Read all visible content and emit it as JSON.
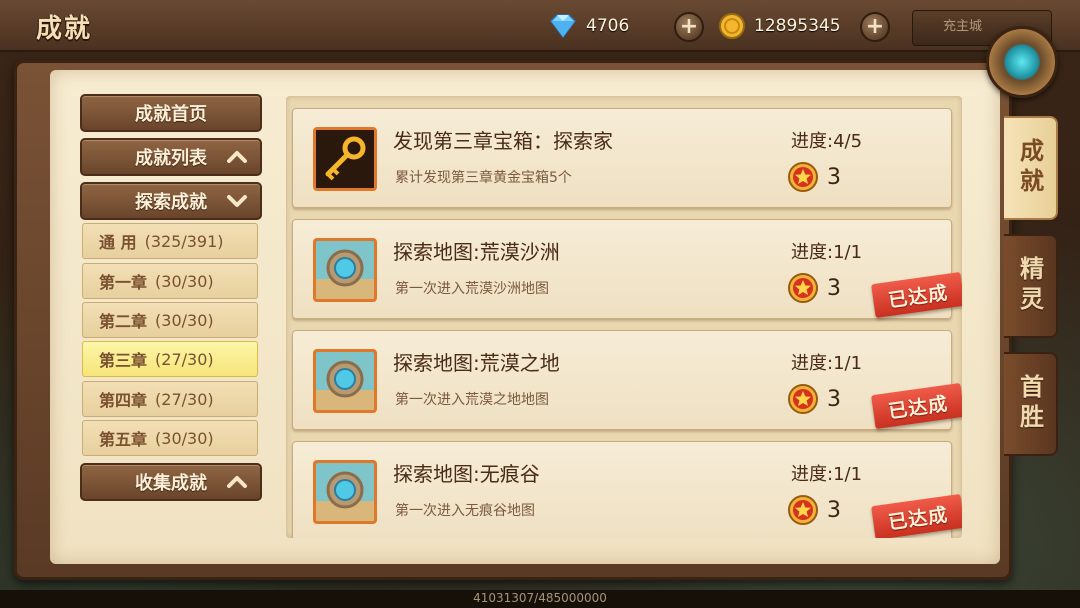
{
  "header": {
    "title": "成就",
    "gems": "4706",
    "gold": "12895345",
    "back_city": "充主城"
  },
  "menu": {
    "home": "成就首页",
    "list": "成就列表",
    "explore": "探索成就",
    "collect": "收集成就",
    "sub_items": [
      {
        "name": "通 用",
        "count": "(325/391)"
      },
      {
        "name": "第一章",
        "count": "(30/30)"
      },
      {
        "name": "第二章",
        "count": "(30/30)"
      },
      {
        "name": "第三章",
        "count": "(27/30)"
      },
      {
        "name": "第四章",
        "count": "(27/30)"
      },
      {
        "name": "第五章",
        "count": "(30/30)"
      }
    ]
  },
  "achievements": [
    {
      "title": "发现第三章宝箱：探索家",
      "desc": "累计发现第三章黄金宝箱5个",
      "progress": "进度:4/5",
      "reward": "3",
      "icon": "golden-key-icon"
    },
    {
      "title": "探索地图:荒漠沙洲",
      "desc": "第一次进入荒漠沙洲地图",
      "progress": "进度:1/1",
      "reward": "3",
      "icon": "map-portal-icon",
      "stamp": "已达成"
    },
    {
      "title": "探索地图:荒漠之地",
      "desc": "第一次进入荒漠之地地图",
      "progress": "进度:1/1",
      "reward": "3",
      "icon": "map-portal-icon",
      "stamp": "已达成"
    },
    {
      "title": "探索地图:无痕谷",
      "desc": "第一次进入无痕谷地图",
      "progress": "进度:1/1",
      "reward": "3",
      "icon": "map-portal-icon",
      "stamp": "已达成"
    }
  ],
  "side_tabs": [
    "成就",
    "精灵",
    "首胜"
  ],
  "footer": {
    "exp": "41031307/485000000"
  },
  "colors": {
    "accent": "#e0782c",
    "stamp": "#d83a28",
    "parchment": "#f4e7cb"
  }
}
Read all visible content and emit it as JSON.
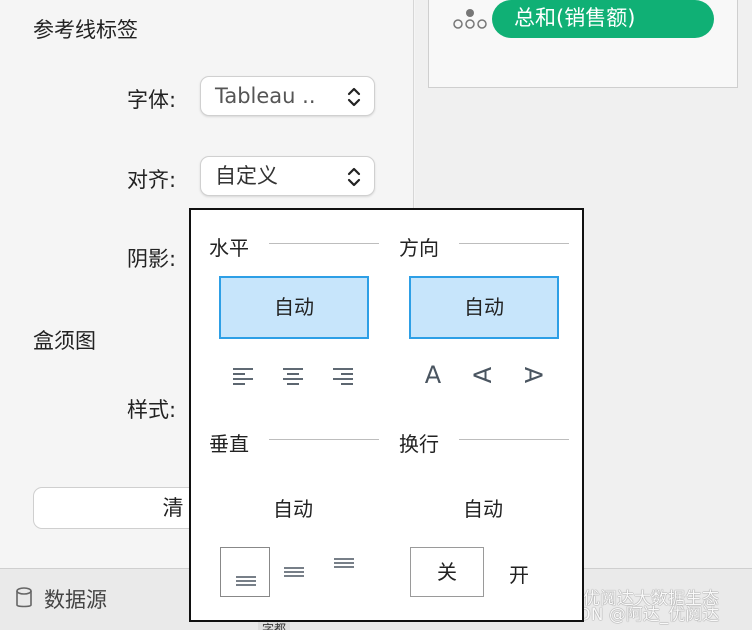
{
  "left": {
    "ref_line_label_title": "参考线标签",
    "font_label": "字体:",
    "font_value": "Tableau ..",
    "align_label": "对齐:",
    "align_value": "自定义",
    "shadow_label": "阴影:",
    "boxplot_title": "盒须图",
    "style_label": "样式:",
    "clear_button_partial": "清"
  },
  "right": {
    "measure_pill": "总和(销售额)"
  },
  "bottom": {
    "data_source": "数据源",
    "partial_tab": "字都",
    "watermark_line1": "优阅达大数据生态",
    "watermark_line2": "CSDN @阿达_优阅达"
  },
  "popup": {
    "horizontal": {
      "title": "水平",
      "auto": "自动",
      "icons": [
        "align-left-icon",
        "align-center-icon",
        "align-right-icon"
      ]
    },
    "direction": {
      "title": "方向",
      "auto": "自动",
      "letters": [
        "A",
        "A",
        "A"
      ]
    },
    "vertical": {
      "title": "垂直",
      "auto": "自动",
      "icons": [
        "valign-bottom-icon",
        "valign-middle-icon",
        "valign-top-icon"
      ]
    },
    "wrap": {
      "title": "换行",
      "auto": "自动",
      "off": "关",
      "on": "开"
    }
  },
  "colors": {
    "accent_blue": "#2d9fe6",
    "selected_fill": "#c7e5fb",
    "pill_green": "#10b075"
  }
}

===

▸ GOAL
Copy out all of the material exactly as written, without its pictures.

▸ RESPONSE FOR THIS EXERCISE
Read all visible content and emit it as JSON.
{
  "header": {
    "title": "成就",
    "gems": "4706",
    "gold": "12895345",
    "back_city": "充主城"
  },
  "menu": {
    "home": "成就首页",
    "list": "成就列表",
    "explore": "探索成就",
    "collect": "收集成就",
    "sub_items": [
      {
        "name": "通 用",
        "count": "(325/391)"
      },
      {
        "name": "第一章",
        "count": "(30/30)"
      },
      {
        "name": "第二章",
        "count": "(30/30)"
      },
      {
        "name": "第三章",
        "count": "(27/30)"
      },
      {
        "name": "第四章",
        "count": "(27/30)"
      },
      {
        "name": "第五章",
        "count": "(30/30)"
      }
    ]
  },
  "achievements": [
    {
      "title": "发现第三章宝箱：探索家",
      "desc": "累计发现第三章黄金宝箱5个",
      "progress": "进度:4/5",
      "reward": "3",
      "icon": "golden-key-icon"
    },
    {
      "title": "探索地图:荒漠沙洲",
      "desc": "第一次进入荒漠沙洲地图",
      "progress": "进度:1/1",
      "reward": "3",
      "icon": "map-portal-icon",
      "stamp": "已达成"
    },
    {
      "title": "探索地图:荒漠之地",
      "desc": "第一次进入荒漠之地地图",
      "progress": "进度:1/1",
      "reward": "3",
      "icon": "map-portal-icon",
      "stamp": "已达成"
    },
    {
      "title": "探索地图:无痕谷",
      "desc": "第一次进入无痕谷地图",
      "progress": "进度:1/1",
      "reward": "3",
      "icon": "map-portal-icon",
      "stamp": "已达成"
    }
  ],
  "side_tabs": [
    "成就",
    "精灵",
    "首胜"
  ],
  "footer": {
    "exp": "41031307/485000000"
  },
  "colors": {
    "accent": "#e0782c",
    "stamp": "#d83a28",
    "parchment": "#f4e7cb"
  }
}
Read all visible content and emit it as JSON.
{
  "left": {
    "ref_line_label_title": "参考线标签",
    "font_label": "字体:",
    "font_value": "Tableau ..",
    "align_label": "对齐:",
    "align_value": "自定义",
    "shadow_label": "阴影:",
    "boxplot_title": "盒须图",
    "style_label": "样式:",
    "clear_button_partial": "清"
  },
  "right": {
    "measure_pill": "总和(销售额)"
  },
  "bottom": {
    "data_source": "数据源",
    "partial_tab": "字都",
    "watermark_line1": "优阅达大数据生态",
    "watermark_line2": "CSDN @阿达_优阅达"
  },
  "popup": {
    "horizontal": {
      "title": "水平",
      "auto": "自动",
      "icons": [
        "align-left-icon",
        "align-center-icon",
        "align-right-icon"
      ]
    },
    "direction": {
      "title": "方向",
      "auto": "自动",
      "letters": [
        "A",
        "A",
        "A"
      ]
    },
    "vertical": {
      "title": "垂直",
      "auto": "自动",
      "icons": [
        "valign-bottom-icon",
        "valign-middle-icon",
        "valign-top-icon"
      ]
    },
    "wrap": {
      "title": "换行",
      "auto": "自动",
      "off": "关",
      "on": "开"
    }
  },
  "colors": {
    "accent_blue": "#2d9fe6",
    "selected_fill": "#c7e5fb",
    "pill_green": "#10b075"
  }
}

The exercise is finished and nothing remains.